Item position entries
* begin *

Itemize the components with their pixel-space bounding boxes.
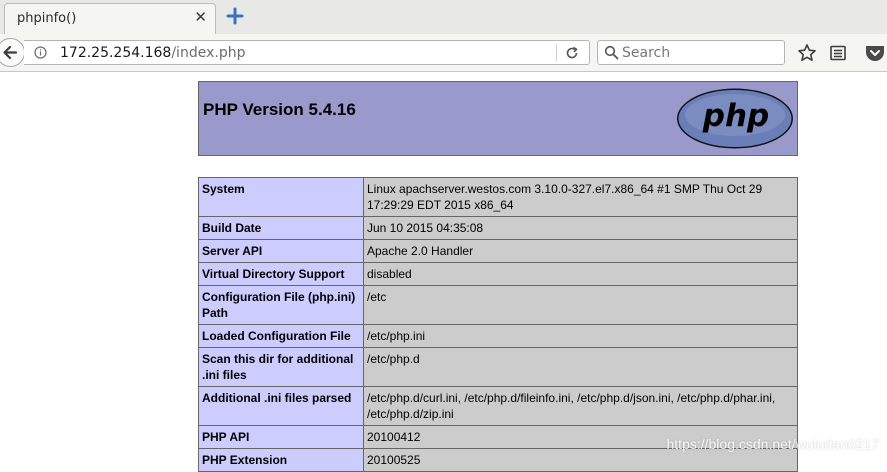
divider — [556, 44, 557, 61]
info-icon[interactable] — [34, 46, 47, 59]
navigation-bar: 172.25.254.168/index.php — [0, 34, 887, 72]
url-text: 172.25.254.168/index.php — [60, 45, 245, 61]
arrow-left-icon — [3, 45, 18, 60]
search-input[interactable] — [622, 41, 780, 64]
table-row: Server API Apache 2.0 Handler — [198, 239, 798, 263]
pocket-icon[interactable] — [864, 43, 886, 63]
row-key: PHP Extension — [198, 448, 364, 472]
table-row: Scan this dir for additional .ini files /… — [198, 347, 798, 387]
back-button[interactable] — [0, 38, 25, 67]
row-key: Server API — [198, 239, 364, 263]
reading-list-icon[interactable] — [829, 44, 847, 62]
page-title: PHP Version 5.4.16 — [203, 100, 356, 119]
row-value: /etc/php.ini — [363, 324, 798, 348]
table-row: Build Date Jun 10 2015 04:35:08 — [198, 216, 798, 240]
table-row: Virtual Directory Support disabled — [198, 262, 798, 286]
row-value: /etc/php.d/curl.ini, /etc/php.d/fileinfo… — [363, 386, 798, 426]
row-key: PHP API — [198, 425, 364, 449]
url-path: /index.php — [171, 45, 246, 61]
row-key: Build Date — [198, 216, 364, 240]
php-logo: php — [677, 88, 793, 149]
watermark: https://blog.csdn.net/wuludan0217 — [666, 436, 880, 452]
row-key: Scan this dir for additional .ini files — [198, 347, 364, 387]
tab-title: phpinfo() — [17, 11, 77, 26]
tab-bar: phpinfo() ✕ — [0, 0, 887, 36]
php-version-header: PHP Version 5.4.16 php — [198, 81, 798, 156]
row-value: Jun 10 2015 04:35:08 — [363, 216, 798, 240]
row-key: Additional .ini files parsed — [198, 386, 364, 426]
row-value: /etc — [363, 285, 798, 325]
php-info-table: System Linux apachserver.westos.com 3.10.… — [198, 177, 798, 472]
table-row: Additional .ini files parsed/etc/php.d/c… — [198, 386, 798, 426]
search-box[interactable] — [597, 40, 785, 65]
row-key: Loaded Configuration File — [198, 324, 364, 348]
row-value: Apache 2.0 Handler — [363, 239, 798, 263]
row-value: disabled — [363, 262, 798, 286]
row-key: Virtual Directory Support — [198, 262, 364, 286]
new-tab-icon[interactable] — [226, 7, 244, 25]
row-value: /etc/php.d — [363, 347, 798, 387]
url-host: 172.25.254.168 — [60, 45, 172, 61]
row-key: System — [198, 177, 364, 217]
reload-icon[interactable] — [565, 46, 579, 60]
close-tab-icon[interactable]: ✕ — [194, 10, 207, 25]
browser-tab[interactable]: phpinfo() ✕ — [4, 3, 216, 36]
table-row: Configuration File (php.ini) Path/etc — [198, 285, 798, 325]
row-value: Linux apachserver.westos.com 3.10.0-327.… — [363, 177, 798, 217]
address-bar[interactable]: 172.25.254.168/index.php — [24, 40, 590, 65]
bookmark-star-icon[interactable] — [797, 43, 817, 63]
table-row: Loaded Configuration File/etc/php.ini — [198, 324, 798, 348]
table-row: System Linux apachserver.westos.com 3.10.… — [198, 177, 798, 217]
search-icon — [604, 45, 619, 60]
row-key: Configuration File (php.ini) Path — [198, 285, 364, 325]
php-logo-text: php — [702, 98, 769, 134]
php-info-table-body: System Linux apachserver.westos.com 3.10.… — [198, 177, 798, 472]
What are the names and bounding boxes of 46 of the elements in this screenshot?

* end *

Copy out the lines verbatim, starting with the line that contains "divider — [556, 44, 557, 61]" and continuing through the line that contains "page-title: PHP Version", with both of those lines included.

divider — [556, 44, 557, 61]
info-icon[interactable] — [34, 46, 47, 59]
navigation-bar: 172.25.254.168/index.php — [0, 34, 887, 72]
url-text: 172.25.254.168/index.php — [60, 45, 245, 61]
arrow-left-icon — [3, 45, 18, 60]
search-input[interactable] — [622, 41, 780, 64]
table-row: Server API Apache 2.0 Handler — [198, 239, 798, 263]
pocket-icon[interactable] — [864, 43, 886, 63]
row-key: PHP Extension — [198, 448, 364, 472]
table-row: Scan this dir for additional .ini files /… — [198, 347, 798, 387]
back-button[interactable] — [0, 38, 25, 67]
row-key: Server API — [198, 239, 364, 263]
reading-list-icon[interactable] — [829, 44, 847, 62]
page-title: PHP Version 5.4.16 — [203, 100, 356, 119]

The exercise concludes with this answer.